##### Items #####
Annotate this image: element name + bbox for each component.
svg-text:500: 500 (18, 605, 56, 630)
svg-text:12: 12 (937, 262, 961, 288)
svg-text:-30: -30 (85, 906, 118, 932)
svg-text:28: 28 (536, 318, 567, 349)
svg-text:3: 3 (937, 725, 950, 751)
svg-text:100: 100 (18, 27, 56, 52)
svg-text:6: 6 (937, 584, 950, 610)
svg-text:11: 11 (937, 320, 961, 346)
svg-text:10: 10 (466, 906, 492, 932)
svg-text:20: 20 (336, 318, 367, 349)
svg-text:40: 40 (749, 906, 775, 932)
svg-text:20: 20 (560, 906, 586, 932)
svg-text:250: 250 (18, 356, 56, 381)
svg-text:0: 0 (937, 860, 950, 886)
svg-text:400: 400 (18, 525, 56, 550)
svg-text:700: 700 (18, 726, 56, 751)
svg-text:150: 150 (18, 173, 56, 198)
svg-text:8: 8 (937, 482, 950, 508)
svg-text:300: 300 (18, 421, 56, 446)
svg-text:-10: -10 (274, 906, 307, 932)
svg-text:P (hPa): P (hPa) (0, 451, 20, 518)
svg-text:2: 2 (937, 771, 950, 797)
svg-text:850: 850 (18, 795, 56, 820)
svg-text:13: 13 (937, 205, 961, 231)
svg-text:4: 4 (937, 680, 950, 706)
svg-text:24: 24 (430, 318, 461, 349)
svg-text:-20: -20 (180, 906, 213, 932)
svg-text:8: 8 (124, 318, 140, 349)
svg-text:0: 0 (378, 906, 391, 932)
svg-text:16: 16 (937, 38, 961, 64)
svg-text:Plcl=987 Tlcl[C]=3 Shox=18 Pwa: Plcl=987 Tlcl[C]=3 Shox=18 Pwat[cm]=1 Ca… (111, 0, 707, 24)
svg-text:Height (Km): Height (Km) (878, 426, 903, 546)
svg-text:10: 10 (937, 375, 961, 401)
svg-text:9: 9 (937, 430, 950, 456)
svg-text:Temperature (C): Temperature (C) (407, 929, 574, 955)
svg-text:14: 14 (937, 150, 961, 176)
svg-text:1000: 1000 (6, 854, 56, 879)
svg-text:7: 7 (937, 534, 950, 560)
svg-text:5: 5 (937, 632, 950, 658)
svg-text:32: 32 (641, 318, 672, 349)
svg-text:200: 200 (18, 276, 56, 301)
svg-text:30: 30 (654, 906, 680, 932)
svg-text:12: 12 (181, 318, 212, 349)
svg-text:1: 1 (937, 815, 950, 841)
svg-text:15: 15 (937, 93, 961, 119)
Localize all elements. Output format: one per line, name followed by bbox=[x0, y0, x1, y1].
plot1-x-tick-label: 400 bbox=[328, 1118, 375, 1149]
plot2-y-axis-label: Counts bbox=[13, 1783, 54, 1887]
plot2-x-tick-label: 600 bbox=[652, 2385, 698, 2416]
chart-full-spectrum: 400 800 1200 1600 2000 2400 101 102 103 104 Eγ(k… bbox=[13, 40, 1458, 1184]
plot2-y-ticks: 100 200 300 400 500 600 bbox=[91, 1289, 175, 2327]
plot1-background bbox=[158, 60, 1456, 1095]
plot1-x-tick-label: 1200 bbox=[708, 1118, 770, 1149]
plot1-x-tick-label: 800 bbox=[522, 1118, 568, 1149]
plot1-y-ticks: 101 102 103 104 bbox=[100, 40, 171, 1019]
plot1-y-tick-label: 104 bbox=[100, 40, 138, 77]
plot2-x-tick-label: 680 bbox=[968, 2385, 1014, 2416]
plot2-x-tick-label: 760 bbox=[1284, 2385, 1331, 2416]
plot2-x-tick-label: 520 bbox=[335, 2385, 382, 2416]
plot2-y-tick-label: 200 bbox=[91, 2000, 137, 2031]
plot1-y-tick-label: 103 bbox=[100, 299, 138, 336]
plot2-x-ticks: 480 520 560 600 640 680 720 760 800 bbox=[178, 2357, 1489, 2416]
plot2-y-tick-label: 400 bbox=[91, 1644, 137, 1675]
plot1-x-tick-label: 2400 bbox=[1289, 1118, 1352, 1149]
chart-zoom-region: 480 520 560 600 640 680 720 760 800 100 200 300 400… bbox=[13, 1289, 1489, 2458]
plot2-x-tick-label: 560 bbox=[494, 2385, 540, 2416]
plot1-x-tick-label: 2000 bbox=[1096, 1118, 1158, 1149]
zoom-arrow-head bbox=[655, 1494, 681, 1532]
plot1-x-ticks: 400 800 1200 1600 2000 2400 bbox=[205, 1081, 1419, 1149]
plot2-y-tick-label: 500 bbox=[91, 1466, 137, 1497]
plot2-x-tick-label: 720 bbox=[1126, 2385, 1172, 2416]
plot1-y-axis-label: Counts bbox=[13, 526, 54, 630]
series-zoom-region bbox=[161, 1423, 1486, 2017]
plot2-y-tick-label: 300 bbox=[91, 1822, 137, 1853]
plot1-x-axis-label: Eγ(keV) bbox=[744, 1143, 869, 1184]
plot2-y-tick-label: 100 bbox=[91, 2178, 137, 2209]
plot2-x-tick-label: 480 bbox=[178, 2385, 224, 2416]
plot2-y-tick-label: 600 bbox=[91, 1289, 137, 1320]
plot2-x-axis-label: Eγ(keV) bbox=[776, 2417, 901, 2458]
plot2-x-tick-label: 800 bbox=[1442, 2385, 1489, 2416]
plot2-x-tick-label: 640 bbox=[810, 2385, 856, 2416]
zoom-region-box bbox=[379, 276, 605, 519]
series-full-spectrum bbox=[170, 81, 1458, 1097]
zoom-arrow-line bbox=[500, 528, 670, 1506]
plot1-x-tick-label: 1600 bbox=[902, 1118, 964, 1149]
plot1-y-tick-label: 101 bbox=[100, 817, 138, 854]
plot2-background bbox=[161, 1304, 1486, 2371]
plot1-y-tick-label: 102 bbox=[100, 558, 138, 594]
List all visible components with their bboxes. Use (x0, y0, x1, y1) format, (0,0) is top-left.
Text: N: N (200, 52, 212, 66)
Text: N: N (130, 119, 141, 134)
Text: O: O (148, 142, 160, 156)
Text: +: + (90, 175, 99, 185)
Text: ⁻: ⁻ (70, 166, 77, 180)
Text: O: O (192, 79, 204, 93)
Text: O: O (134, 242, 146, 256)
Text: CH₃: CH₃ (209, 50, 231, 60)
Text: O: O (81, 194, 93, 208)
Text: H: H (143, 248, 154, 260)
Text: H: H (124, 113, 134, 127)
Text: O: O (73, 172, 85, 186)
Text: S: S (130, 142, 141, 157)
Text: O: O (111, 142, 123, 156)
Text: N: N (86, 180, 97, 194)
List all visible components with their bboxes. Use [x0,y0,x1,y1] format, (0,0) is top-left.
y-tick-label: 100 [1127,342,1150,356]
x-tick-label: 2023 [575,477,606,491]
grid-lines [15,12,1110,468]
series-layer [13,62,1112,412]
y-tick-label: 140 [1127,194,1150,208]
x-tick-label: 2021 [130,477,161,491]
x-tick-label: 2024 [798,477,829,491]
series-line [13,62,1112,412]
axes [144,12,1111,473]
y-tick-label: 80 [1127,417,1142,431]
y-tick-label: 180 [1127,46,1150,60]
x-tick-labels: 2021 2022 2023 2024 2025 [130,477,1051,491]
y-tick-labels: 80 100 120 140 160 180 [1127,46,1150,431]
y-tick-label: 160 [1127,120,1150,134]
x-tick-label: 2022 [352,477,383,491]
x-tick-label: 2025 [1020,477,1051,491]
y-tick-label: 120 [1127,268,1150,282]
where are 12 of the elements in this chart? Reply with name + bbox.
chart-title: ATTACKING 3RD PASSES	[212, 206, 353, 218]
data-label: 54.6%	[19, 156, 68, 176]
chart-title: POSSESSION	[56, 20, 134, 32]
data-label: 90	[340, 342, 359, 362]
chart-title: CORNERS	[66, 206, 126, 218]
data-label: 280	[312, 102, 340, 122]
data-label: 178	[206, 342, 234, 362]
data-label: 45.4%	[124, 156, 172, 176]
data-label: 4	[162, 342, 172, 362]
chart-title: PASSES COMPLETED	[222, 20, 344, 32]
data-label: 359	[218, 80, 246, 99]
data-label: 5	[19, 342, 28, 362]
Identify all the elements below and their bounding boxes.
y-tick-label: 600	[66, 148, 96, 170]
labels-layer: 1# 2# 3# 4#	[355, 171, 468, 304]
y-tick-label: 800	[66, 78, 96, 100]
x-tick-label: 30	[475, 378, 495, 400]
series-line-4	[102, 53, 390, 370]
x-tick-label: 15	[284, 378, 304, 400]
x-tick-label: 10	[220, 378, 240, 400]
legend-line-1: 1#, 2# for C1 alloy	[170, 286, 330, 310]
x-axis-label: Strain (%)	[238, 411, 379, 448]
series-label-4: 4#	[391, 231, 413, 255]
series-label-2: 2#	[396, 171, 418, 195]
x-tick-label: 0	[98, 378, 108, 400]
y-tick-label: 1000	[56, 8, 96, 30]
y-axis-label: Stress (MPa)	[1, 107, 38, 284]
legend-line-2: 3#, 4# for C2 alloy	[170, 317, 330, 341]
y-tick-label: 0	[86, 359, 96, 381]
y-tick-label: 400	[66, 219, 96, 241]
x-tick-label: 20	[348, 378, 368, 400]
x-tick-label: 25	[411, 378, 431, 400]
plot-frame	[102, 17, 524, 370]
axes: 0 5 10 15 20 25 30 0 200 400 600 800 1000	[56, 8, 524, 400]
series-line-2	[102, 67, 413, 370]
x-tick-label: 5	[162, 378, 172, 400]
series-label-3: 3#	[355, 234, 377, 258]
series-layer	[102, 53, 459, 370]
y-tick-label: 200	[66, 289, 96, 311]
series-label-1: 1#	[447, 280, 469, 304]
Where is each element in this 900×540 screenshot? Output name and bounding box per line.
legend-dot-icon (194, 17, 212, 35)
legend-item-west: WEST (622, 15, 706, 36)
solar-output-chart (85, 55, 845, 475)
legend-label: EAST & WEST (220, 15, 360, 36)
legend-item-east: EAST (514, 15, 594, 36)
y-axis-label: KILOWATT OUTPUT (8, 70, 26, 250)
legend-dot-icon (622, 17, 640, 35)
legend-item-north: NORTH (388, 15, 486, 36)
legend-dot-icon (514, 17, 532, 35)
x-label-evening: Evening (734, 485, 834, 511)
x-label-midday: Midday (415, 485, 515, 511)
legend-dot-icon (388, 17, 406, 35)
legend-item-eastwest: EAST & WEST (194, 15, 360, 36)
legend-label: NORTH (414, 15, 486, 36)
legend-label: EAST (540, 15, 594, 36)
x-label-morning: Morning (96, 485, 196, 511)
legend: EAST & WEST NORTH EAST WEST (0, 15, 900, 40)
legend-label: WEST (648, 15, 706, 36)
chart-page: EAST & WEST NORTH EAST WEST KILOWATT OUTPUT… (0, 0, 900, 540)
#####
== Given exercise ==
Render the data as a JSON list of strings, one string per line, leaving out blank lines. Start with the first line of the data and go on through the line that contains "svg-text:9: 9 (937, 430, 950, 456)".

== Correct response ==
[
  "Annotate this image: element name + bbox for each component.",
  "svg-text:500: 500 (18, 605, 56, 630)",
  "svg-text:12: 12 (937, 262, 961, 288)",
  "svg-text:-30: -30 (85, 906, 118, 932)",
  "svg-text:28: 28 (536, 318, 567, 349)",
  "svg-text:3: 3 (937, 725, 950, 751)",
  "svg-text:100: 100 (18, 27, 56, 52)",
  "svg-text:6: 6 (937, 584, 950, 610)",
  "svg-text:11: 11 (937, 320, 961, 346)",
  "svg-text:10: 10 (466, 906, 492, 932)",
  "svg-text:20: 20 (336, 318, 367, 349)",
  "svg-text:40: 40 (749, 906, 775, 932)",
  "svg-text:20: 20 (560, 906, 586, 932)",
  "svg-text:250: 250 (18, 356, 56, 381)",
  "svg-text:0: 0 (937, 860, 950, 886)",
  "svg-text:400: 400 (18, 525, 56, 550)",
  "svg-text:700: 700 (18, 726, 56, 751)",
  "svg-text:150: 150 (18, 173, 56, 198)",
  "svg-text:8: 8 (937, 482, 950, 508)",
  "svg-text:300: 300 (18, 421, 56, 446)",
  "svg-text:-10: -10 (274, 906, 307, 932)",
  "svg-text:P (hPa): P (hPa) (0, 451, 20, 518)",
  "svg-text:2: 2 (937, 771, 950, 797)",
  "svg-text:850: 850 (18, 795, 56, 820)",
  "svg-text:13: 13 (937, 205, 961, 231)",
  "svg-text:4: 4 (937, 680, 950, 706)",
  "svg-text:24: 24 (430, 318, 461, 349)",
  "svg-text:-20: -20 (180, 906, 213, 932)",
  "svg-text:8: 8 (124, 318, 140, 349)",
  "svg-text:0: 0 (378, 906, 391, 932)",
  "svg-text:16: 16 (937, 38, 961, 64)",
  "svg-text:Plcl=987 Tlcl[C]=3 Shox=18 Pwa: Plcl=987 Tlcl[C]=3 Shox=18 Pwat[cm]=1 Ca… (111, 0, 707, 24)",
  "svg-text:Height (Km): Height (Km) (878, 426, 903, 546)",
  "svg-text:10: 10 (937, 375, 961, 401)",
  "svg-text:9: 9 (937, 430, 950, 456)"
]